Please return the full listing below without altering anything.

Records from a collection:
— Begin —

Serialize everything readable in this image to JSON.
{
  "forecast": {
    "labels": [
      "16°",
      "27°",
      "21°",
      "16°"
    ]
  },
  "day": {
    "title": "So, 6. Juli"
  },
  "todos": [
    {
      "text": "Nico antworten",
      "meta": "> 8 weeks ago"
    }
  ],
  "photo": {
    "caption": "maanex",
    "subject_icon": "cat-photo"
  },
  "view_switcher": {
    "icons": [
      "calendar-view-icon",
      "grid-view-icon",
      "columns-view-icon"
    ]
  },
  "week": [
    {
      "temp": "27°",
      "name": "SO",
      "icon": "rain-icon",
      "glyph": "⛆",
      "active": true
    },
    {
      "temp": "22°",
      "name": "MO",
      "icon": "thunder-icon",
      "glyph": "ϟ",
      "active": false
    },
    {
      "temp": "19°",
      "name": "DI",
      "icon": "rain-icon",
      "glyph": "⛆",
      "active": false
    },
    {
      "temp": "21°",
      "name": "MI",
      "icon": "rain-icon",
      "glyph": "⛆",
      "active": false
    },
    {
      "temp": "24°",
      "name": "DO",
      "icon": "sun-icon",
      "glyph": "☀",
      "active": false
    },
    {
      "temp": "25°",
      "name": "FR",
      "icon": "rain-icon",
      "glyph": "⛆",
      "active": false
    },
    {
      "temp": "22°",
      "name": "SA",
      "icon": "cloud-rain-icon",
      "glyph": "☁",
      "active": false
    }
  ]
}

— End —

— Result —
Serialize everything readable in this image to JSON.
{
  "forecast": {
    "labels": [
      "16°",
      "27°",
      "21°",
      "16°"
    ]
  },
  "day": {
    "title": "So, 6. Juli"
  },
  "todos": [
    {
      "text": "Nico antworten",
      "meta": "> 8 weeks ago"
    }
  ],
  "photo": {
    "caption": "maanex",
    "subject_icon": "cat-photo"
  },
  "view_switcher": {
    "icons": [
      "calendar-view-icon",
      "grid-view-icon",
      "columns-view-icon"
    ]
  },
  "week": [
    {
      "temp": "27°",
      "name": "SO",
      "icon": "rain-icon",
      "glyph": "⛆",
      "active": true
    },
    {
      "temp": "22°",
      "name": "MO",
      "icon": "thunder-icon",
      "glyph": "ϟ",
      "active": false
    },
    {
      "temp": "19°",
      "name": "DI",
      "icon": "rain-icon",
      "glyph": "⛆",
      "active": false
    },
    {
      "temp": "21°",
      "name": "MI",
      "icon": "rain-icon",
      "glyph": "⛆",
      "active": false
    },
    {
      "temp": "24°",
      "name": "DO",
      "icon": "sun-icon",
      "glyph": "☀",
      "active": false
    },
    {
      "temp": "25°",
      "name": "FR",
      "icon": "rain-icon",
      "glyph": "⛆",
      "active": false
    },
    {
      "temp": "22°",
      "name": "SA",
      "icon": "cloud-rain-icon",
      "glyph": "☁",
      "active": false
    }
  ]
}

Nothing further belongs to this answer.